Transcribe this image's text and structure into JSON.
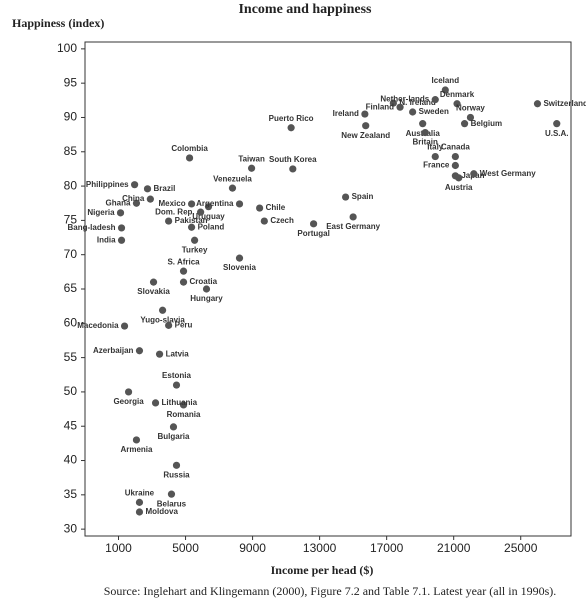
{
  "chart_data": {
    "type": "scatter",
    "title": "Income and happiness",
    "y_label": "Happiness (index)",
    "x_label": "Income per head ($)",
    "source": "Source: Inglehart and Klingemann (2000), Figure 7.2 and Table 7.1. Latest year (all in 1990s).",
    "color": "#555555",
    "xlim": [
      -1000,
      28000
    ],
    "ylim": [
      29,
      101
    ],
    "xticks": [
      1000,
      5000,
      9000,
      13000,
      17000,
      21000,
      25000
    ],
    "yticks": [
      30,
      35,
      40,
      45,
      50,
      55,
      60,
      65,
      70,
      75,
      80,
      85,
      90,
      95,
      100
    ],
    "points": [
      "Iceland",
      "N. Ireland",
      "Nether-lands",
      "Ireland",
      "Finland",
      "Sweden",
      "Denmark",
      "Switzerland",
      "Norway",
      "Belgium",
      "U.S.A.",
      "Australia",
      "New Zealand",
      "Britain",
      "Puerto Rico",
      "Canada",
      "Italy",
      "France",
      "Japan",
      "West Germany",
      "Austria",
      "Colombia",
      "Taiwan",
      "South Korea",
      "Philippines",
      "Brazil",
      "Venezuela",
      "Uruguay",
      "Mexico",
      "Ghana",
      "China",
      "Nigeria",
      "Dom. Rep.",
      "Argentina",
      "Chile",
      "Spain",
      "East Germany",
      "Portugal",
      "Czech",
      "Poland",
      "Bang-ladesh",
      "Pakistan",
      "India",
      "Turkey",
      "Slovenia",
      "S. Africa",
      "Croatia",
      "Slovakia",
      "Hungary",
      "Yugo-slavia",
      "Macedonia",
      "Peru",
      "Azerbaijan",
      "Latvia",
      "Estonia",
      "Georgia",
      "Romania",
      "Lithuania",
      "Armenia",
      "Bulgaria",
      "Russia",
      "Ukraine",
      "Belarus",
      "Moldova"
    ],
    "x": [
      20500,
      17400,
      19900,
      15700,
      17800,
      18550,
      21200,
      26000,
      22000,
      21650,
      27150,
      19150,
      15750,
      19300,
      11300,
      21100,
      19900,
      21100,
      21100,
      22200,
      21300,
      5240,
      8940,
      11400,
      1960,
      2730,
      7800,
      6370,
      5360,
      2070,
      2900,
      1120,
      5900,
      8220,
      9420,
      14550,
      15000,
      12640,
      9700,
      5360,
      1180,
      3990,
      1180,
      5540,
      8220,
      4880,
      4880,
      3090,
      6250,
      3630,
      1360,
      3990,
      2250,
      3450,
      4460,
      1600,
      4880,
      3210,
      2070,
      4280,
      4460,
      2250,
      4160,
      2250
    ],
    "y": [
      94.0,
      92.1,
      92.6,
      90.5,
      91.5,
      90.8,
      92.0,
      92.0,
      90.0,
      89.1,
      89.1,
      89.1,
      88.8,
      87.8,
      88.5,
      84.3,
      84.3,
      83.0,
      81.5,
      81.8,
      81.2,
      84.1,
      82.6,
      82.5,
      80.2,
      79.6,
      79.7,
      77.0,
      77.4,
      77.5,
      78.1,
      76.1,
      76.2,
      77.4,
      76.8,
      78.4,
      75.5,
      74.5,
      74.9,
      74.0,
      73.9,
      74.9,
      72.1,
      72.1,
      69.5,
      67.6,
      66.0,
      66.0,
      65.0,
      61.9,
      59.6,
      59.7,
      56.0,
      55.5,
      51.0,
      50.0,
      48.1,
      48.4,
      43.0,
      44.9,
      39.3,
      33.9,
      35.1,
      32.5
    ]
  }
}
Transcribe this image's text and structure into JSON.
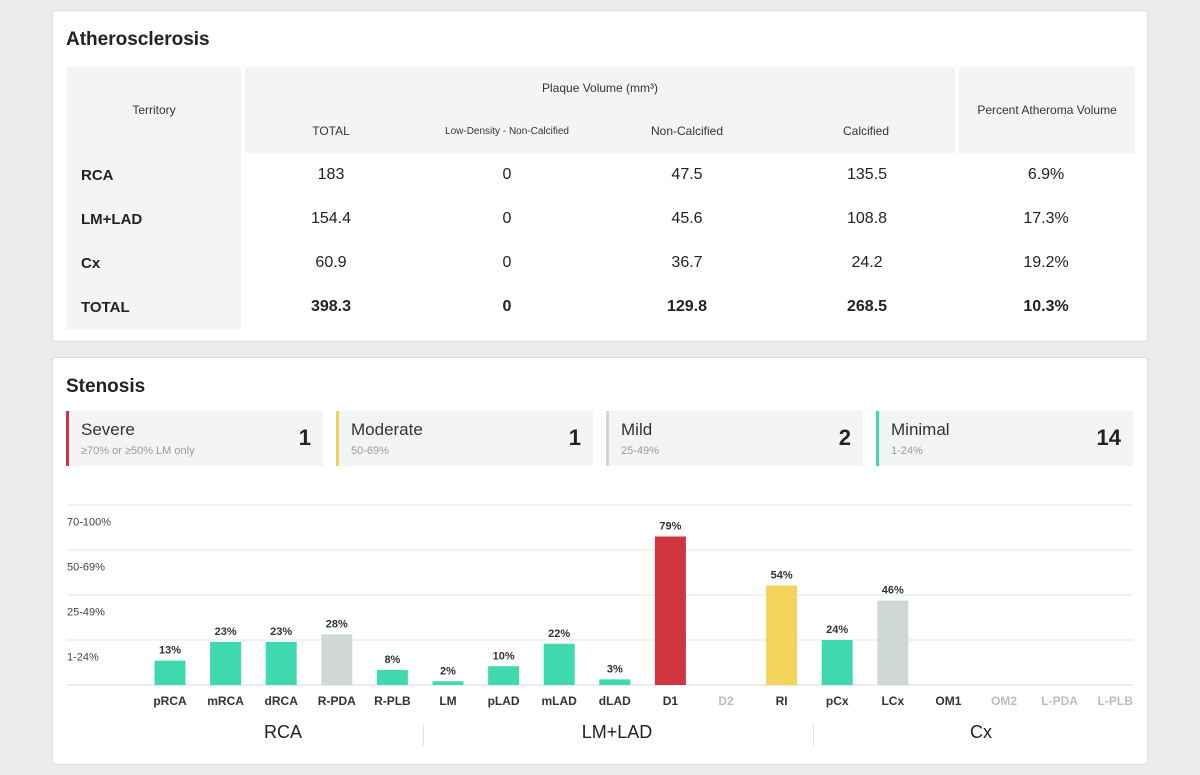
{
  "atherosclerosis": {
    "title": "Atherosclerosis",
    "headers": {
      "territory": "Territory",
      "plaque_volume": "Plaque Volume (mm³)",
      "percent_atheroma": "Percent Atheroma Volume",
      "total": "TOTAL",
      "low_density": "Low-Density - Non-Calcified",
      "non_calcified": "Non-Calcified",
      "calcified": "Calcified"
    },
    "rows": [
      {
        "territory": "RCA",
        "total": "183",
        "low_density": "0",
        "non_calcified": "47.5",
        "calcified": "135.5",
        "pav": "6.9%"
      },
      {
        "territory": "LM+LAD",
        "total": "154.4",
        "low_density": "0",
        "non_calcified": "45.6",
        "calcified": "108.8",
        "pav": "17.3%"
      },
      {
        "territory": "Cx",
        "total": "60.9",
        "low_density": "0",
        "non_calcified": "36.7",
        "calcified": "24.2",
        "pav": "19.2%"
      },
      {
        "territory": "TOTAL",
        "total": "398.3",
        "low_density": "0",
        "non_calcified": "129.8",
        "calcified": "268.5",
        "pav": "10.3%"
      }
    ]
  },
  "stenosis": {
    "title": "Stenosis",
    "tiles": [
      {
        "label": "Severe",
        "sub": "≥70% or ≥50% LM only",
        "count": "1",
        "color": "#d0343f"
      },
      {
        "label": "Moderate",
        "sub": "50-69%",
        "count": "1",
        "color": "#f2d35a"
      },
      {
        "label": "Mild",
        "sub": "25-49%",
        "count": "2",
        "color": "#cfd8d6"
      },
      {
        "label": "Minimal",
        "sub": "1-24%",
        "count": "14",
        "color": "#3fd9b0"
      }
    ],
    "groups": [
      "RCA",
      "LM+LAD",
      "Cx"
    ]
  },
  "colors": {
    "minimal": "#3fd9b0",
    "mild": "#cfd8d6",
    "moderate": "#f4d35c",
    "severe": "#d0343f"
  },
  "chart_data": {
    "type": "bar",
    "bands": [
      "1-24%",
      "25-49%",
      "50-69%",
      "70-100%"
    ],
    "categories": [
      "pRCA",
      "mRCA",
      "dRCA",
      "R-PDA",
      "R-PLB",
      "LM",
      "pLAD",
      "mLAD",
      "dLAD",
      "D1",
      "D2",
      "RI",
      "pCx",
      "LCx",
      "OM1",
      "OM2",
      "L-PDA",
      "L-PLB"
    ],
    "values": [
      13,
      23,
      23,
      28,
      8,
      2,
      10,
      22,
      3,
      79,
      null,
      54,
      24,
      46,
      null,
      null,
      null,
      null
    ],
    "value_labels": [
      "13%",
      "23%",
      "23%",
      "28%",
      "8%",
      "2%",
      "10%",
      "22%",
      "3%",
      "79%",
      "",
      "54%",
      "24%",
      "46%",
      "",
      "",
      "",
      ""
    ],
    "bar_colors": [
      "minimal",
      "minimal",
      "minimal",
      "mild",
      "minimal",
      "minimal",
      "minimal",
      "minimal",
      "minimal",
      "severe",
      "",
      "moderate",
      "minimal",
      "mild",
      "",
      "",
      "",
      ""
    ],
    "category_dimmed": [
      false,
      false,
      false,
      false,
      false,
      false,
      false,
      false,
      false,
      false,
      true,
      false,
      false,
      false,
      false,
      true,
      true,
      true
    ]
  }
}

------------

**TASK OBJECTIVE**
Exactly reproduce the entries above, minus the pictures.

**THE OUTPUT**
Transcribe this image's text and structure into JSON.
{
  "chart_data": {
    "type": "scatter",
    "title": "Income and happiness",
    "y_label": "Happiness (index)",
    "x_label": "Income per head ($)",
    "source": "Source: Inglehart and Klingemann (2000), Figure 7.2 and Table 7.1. Latest year (all in 1990s).",
    "color": "#555555",
    "xlim": [
      -1000,
      28000
    ],
    "ylim": [
      29,
      101
    ],
    "xticks": [
      1000,
      5000,
      9000,
      13000,
      17000,
      21000,
      25000
    ],
    "yticks": [
      30,
      35,
      40,
      45,
      50,
      55,
      60,
      65,
      70,
      75,
      80,
      85,
      90,
      95,
      100
    ],
    "points": [
      "Iceland",
      "N. Ireland",
      "Nether-lands",
      "Ireland",
      "Finland",
      "Sweden",
      "Denmark",
      "Switzerland",
      "Norway",
      "Belgium",
      "U.S.A.",
      "Australia",
      "New Zealand",
      "Britain",
      "Puerto Rico",
      "Canada",
      "Italy",
      "France",
      "Japan",
      "West Germany",
      "Austria",
      "Colombia",
      "Taiwan",
      "South Korea",
      "Philippines",
      "Brazil",
      "Venezuela",
      "Uruguay",
      "Mexico",
      "Ghana",
      "China",
      "Nigeria",
      "Dom. Rep.",
      "Argentina",
      "Chile",
      "Spain",
      "East Germany",
      "Portugal",
      "Czech",
      "Poland",
      "Bang-ladesh",
      "Pakistan",
      "India",
      "Turkey",
      "Slovenia",
      "S. Africa",
      "Croatia",
      "Slovakia",
      "Hungary",
      "Yugo-slavia",
      "Macedonia",
      "Peru",
      "Azerbaijan",
      "Latvia",
      "Estonia",
      "Georgia",
      "Romania",
      "Lithuania",
      "Armenia",
      "Bulgaria",
      "Russia",
      "Ukraine",
      "Belarus",
      "Moldova"
    ],
    "x": [
      20500,
      17400,
      19900,
      15700,
      17800,
      18550,
      21200,
      26000,
      22000,
      21650,
      27150,
      19150,
      15750,
      19300,
      11300,
      21100,
      19900,
      21100,
      21100,
      22200,
      21300,
      5240,
      8940,
      11400,
      1960,
      2730,
      7800,
      6370,
      5360,
      2070,
      2900,
      1120,
      5900,
      8220,
      9420,
      14550,
      15000,
      12640,
      9700,
      5360,
      1180,
      3990,
      1180,
      5540,
      8220,
      4880,
      4880,
      3090,
      6250,
      3630,
      1360,
      3990,
      2250,
      3450,
      4460,
      1600,
      4880,
      3210,
      2070,
      4280,
      4460,
      2250,
      4160,
      2250
    ],
    "y": [
      94.0,
      92.1,
      92.6,
      90.5,
      91.5,
      90.8,
      92.0,
      92.0,
      90.0,
      89.1,
      89.1,
      89.1,
      88.8,
      87.8,
      88.5,
      84.3,
      84.3,
      83.0,
      81.5,
      81.8,
      81.2,
      84.1,
      82.6,
      82.5,
      80.2,
      79.6,
      79.7,
      77.0,
      77.4,
      77.5,
      78.1,
      76.1,
      76.2,
      77.4,
      76.8,
      78.4,
      75.5,
      74.5,
      74.9,
      74.0,
      73.9,
      74.9,
      72.1,
      72.1,
      69.5,
      67.6,
      66.0,
      66.0,
      65.0,
      61.9,
      59.6,
      59.7,
      56.0,
      55.5,
      51.0,
      50.0,
      48.1,
      48.4,
      43.0,
      44.9,
      39.3,
      33.9,
      35.1,
      32.5
    ]
  }
}
Transcribe this image's text and structure into JSON.
{
  "atherosclerosis": {
    "title": "Atherosclerosis",
    "headers": {
      "territory": "Territory",
      "plaque_volume": "Plaque Volume (mm³)",
      "percent_atheroma": "Percent Atheroma Volume",
      "total": "TOTAL",
      "low_density": "Low-Density - Non-Calcified",
      "non_calcified": "Non-Calcified",
      "calcified": "Calcified"
    },
    "rows": [
      {
        "territory": "RCA",
        "total": "183",
        "low_density": "0",
        "non_calcified": "47.5",
        "calcified": "135.5",
        "pav": "6.9%"
      },
      {
        "territory": "LM+LAD",
        "total": "154.4",
        "low_density": "0",
        "non_calcified": "45.6",
        "calcified": "108.8",
        "pav": "17.3%"
      },
      {
        "territory": "Cx",
        "total": "60.9",
        "low_density": "0",
        "non_calcified": "36.7",
        "calcified": "24.2",
        "pav": "19.2%"
      },
      {
        "territory": "TOTAL",
        "total": "398.3",
        "low_density": "0",
        "non_calcified": "129.8",
        "calcified": "268.5",
        "pav": "10.3%"
      }
    ]
  },
  "stenosis": {
    "title": "Stenosis",
    "tiles": [
      {
        "label": "Severe",
        "sub": "≥70% or ≥50% LM only",
        "count": "1",
        "color": "#d0343f"
      },
      {
        "label": "Moderate",
        "sub": "50-69%",
        "count": "1",
        "color": "#f2d35a"
      },
      {
        "label": "Mild",
        "sub": "25-49%",
        "count": "2",
        "color": "#cfd8d6"
      },
      {
        "label": "Minimal",
        "sub": "1-24%",
        "count": "14",
        "color": "#3fd9b0"
      }
    ],
    "groups": [
      "RCA",
      "LM+LAD",
      "Cx"
    ]
  },
  "colors": {
    "minimal": "#3fd9b0",
    "mild": "#cfd8d6",
    "moderate": "#f4d35c",
    "severe": "#d0343f"
  },
  "chart_data": {
    "type": "bar",
    "bands": [
      "1-24%",
      "25-49%",
      "50-69%",
      "70-100%"
    ],
    "categories": [
      "pRCA",
      "mRCA",
      "dRCA",
      "R-PDA",
      "R-PLB",
      "LM",
      "pLAD",
      "mLAD",
      "dLAD",
      "D1",
      "D2",
      "RI",
      "pCx",
      "LCx",
      "OM1",
      "OM2",
      "L-PDA",
      "L-PLB"
    ],
    "values": [
      13,
      23,
      23,
      28,
      8,
      2,
      10,
      22,
      3,
      79,
      null,
      54,
      24,
      46,
      null,
      null,
      null,
      null
    ],
    "value_labels": [
      "13%",
      "23%",
      "23%",
      "28%",
      "8%",
      "2%",
      "10%",
      "22%",
      "3%",
      "79%",
      "",
      "54%",
      "24%",
      "46%",
      "",
      "",
      "",
      ""
    ],
    "bar_colors": [
      "minimal",
      "minimal",
      "minimal",
      "mild",
      "minimal",
      "minimal",
      "minimal",
      "minimal",
      "minimal",
      "severe",
      "",
      "moderate",
      "minimal",
      "mild",
      "",
      "",
      "",
      ""
    ],
    "category_dimmed": [
      false,
      false,
      false,
      false,
      false,
      false,
      false,
      false,
      false,
      false,
      true,
      false,
      false,
      false,
      false,
      true,
      true,
      true
    ]
  }
}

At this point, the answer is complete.